Reproduce the letter on the Iraqi regime's collapse below in full, word for word, before the listing that follows it.

— Begin Excerpted text —

DEAR FRIEND,
I don’t think that the disappointment that you’ve felt at the news of the Iraqi regime’s collapse is warranted.
Of course I can understand it. The main thing that saddened you was the fact that this collapse has enabled the vultures in Washington and London to deck the carrion-filled halls.
This was a semi-colonial war that the tandem Bush and Blair (let’s call them B2s; it suits them well to call them after a bomber!) waged in defiance of a clear majority of world public opinion. Yet now they can declare it a “war of liberation” inspired by democratic ideals.
Yes, that’s infuriating! But remember the predictions that we’ve been making for months and months. They can be summed up in a few hypotheses:
But, we said, the most likely outcome was that their intervention – which would begin with an attempt to liquidate Saddam Hussein and the occupation of the Iraqi oil fields – would lead to the collapse of the state apparatus and would result in a vast chaos marked by bloody score-settling.

— End Excerpted text —
— Begin Supplied data —

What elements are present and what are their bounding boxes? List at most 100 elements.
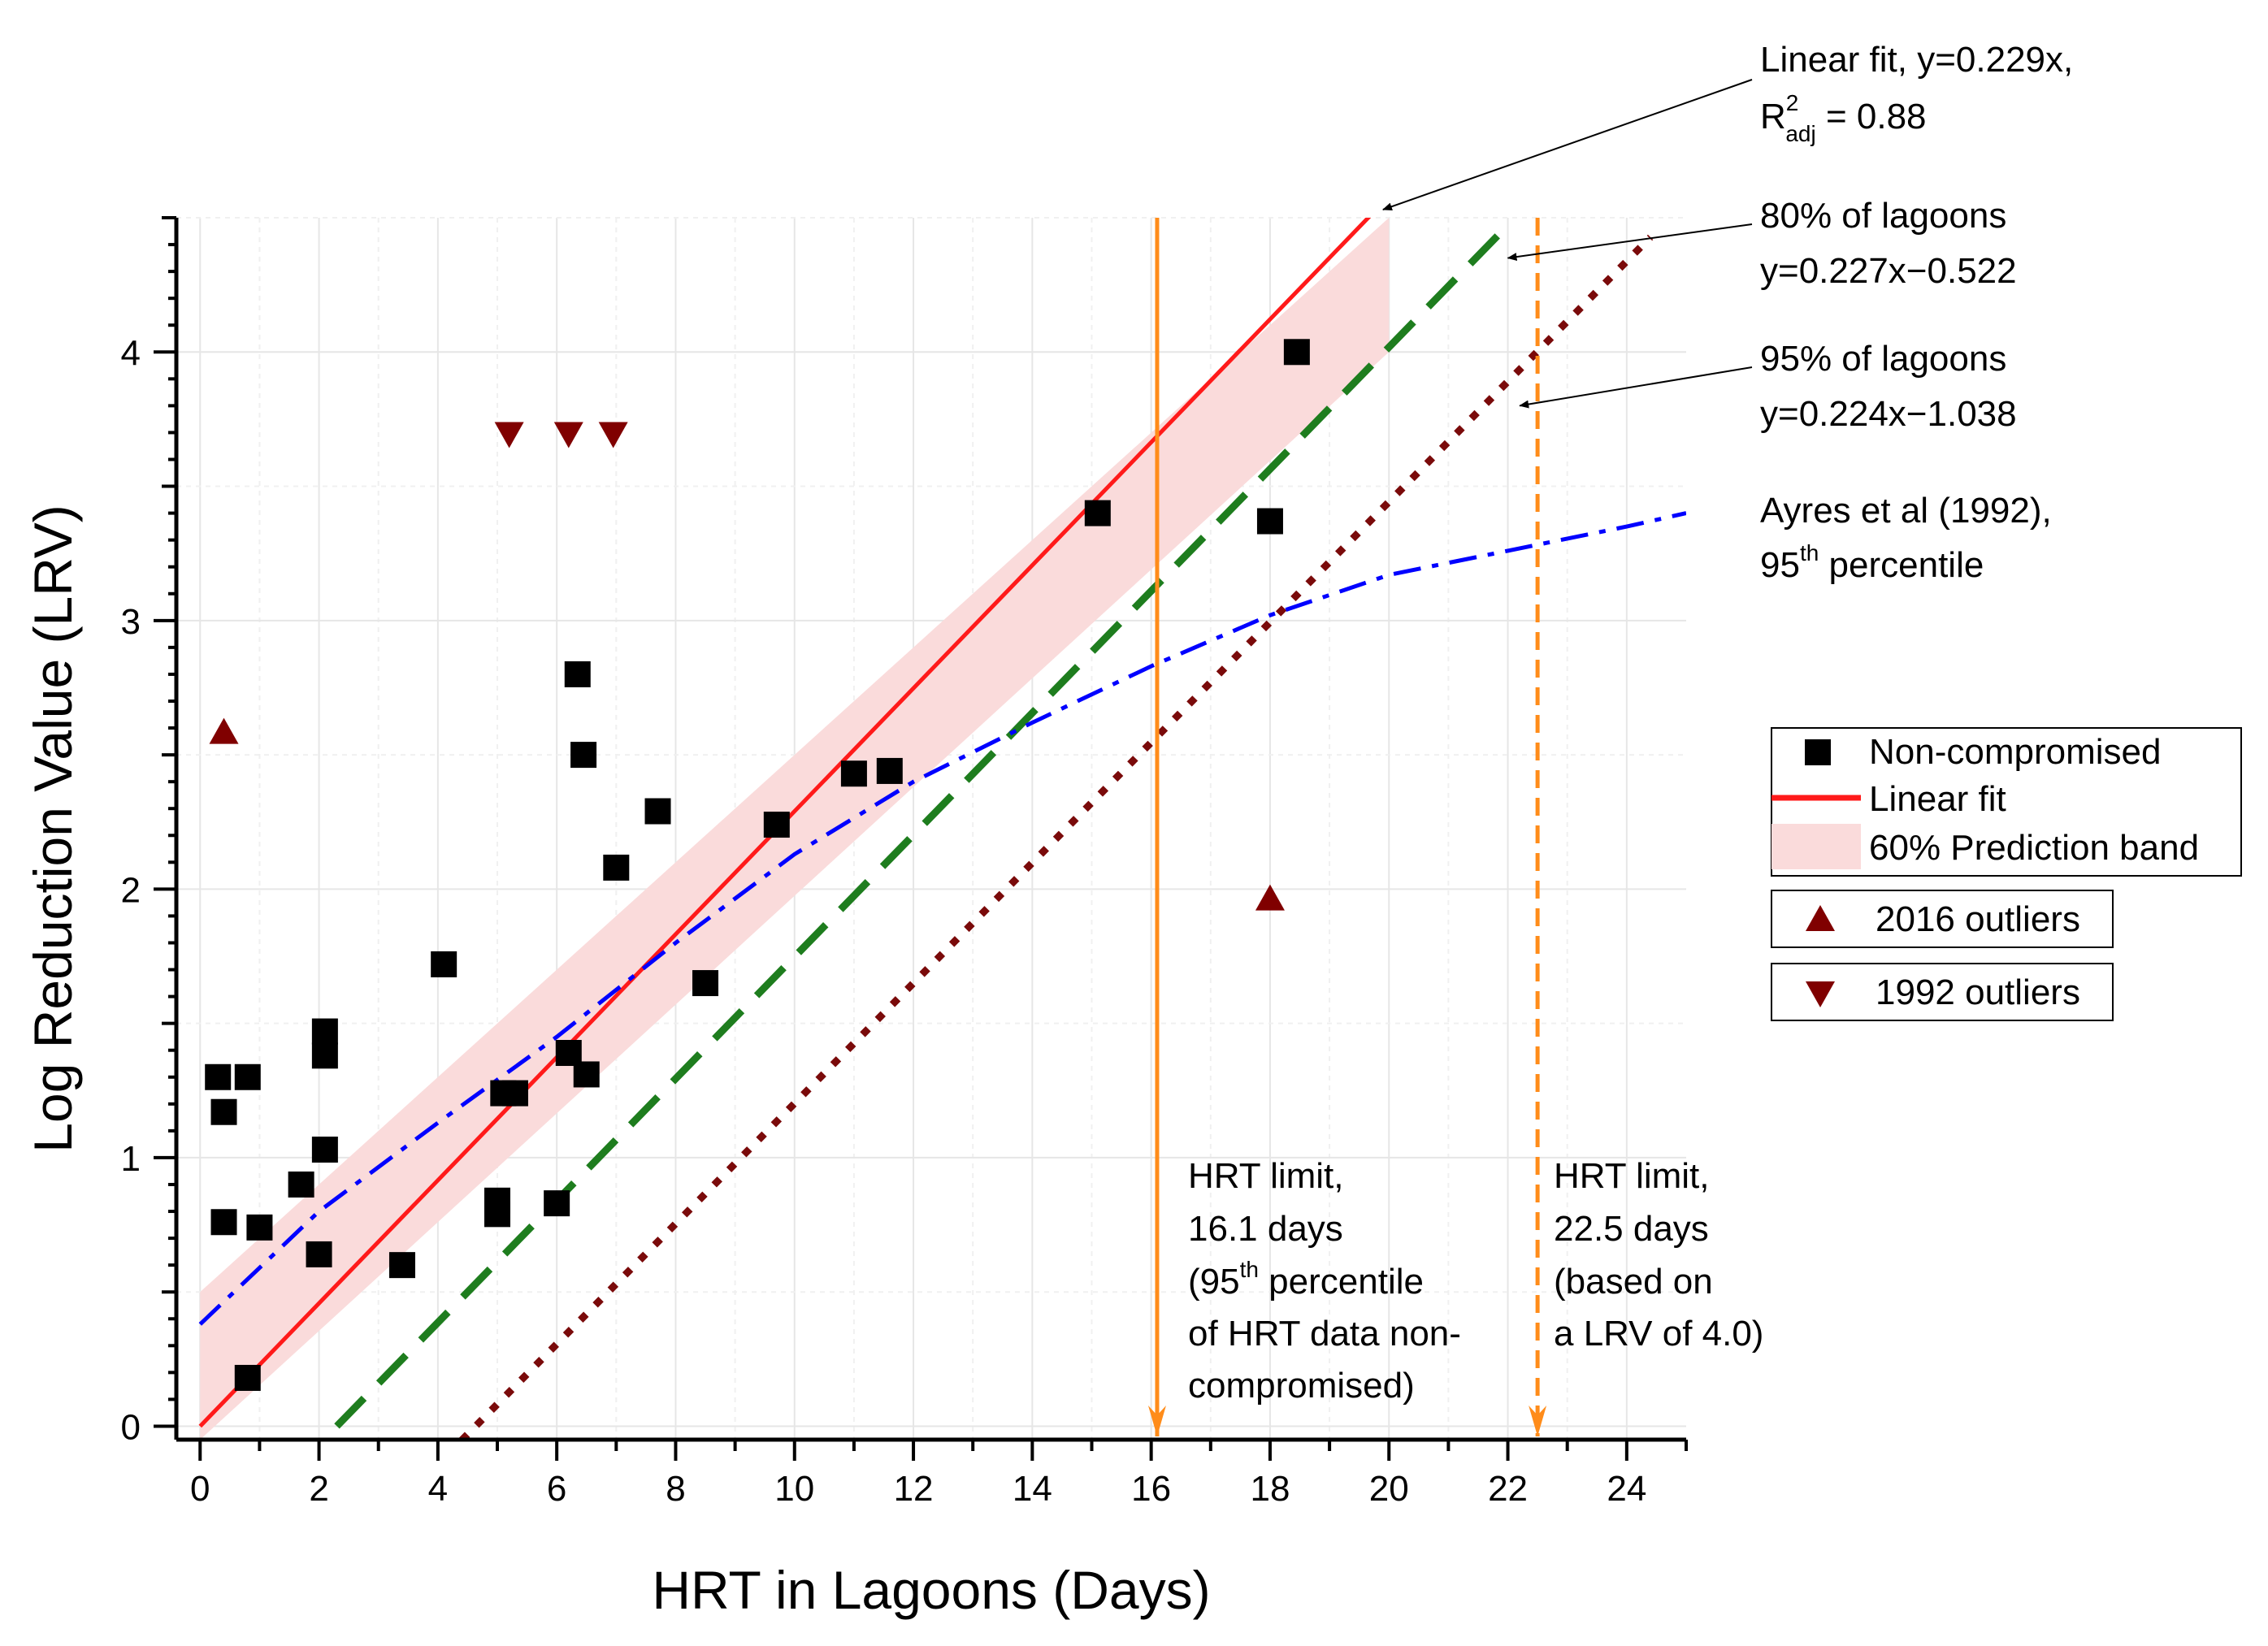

— End Supplied data —

Result:
DEAR FRIEND,
I don’t think that the disappointment that you’ve felt at the news of the Iraqi regime’s collapse is warranted.
Of course I can understand it. The main thing that saddened you was the fact that this collapse has enabled the vultures in Washington and London to deck the carrion-filled halls.
This was a semi-colonial war that the tandem Bush and Blair (let’s call them B2s; it suits them well to call them after a bomber!) waged in defiance of a clear majority of world public opinion. Yet now they can declare it a “war of liberation” inspired by democratic ideals.
Yes, that’s infuriating! But remember the predictions that we’ve been making for months and months. They can be summed up in a few hypotheses:
But, we said, the most likely outcome was that their intervention – which would begin with an attempt to liquidate Saddam Hussein and the occupation of the Iraqi oil fields – would lead to the collapse of the state apparatus and would result in a vast chaos marked by bloody score-settling.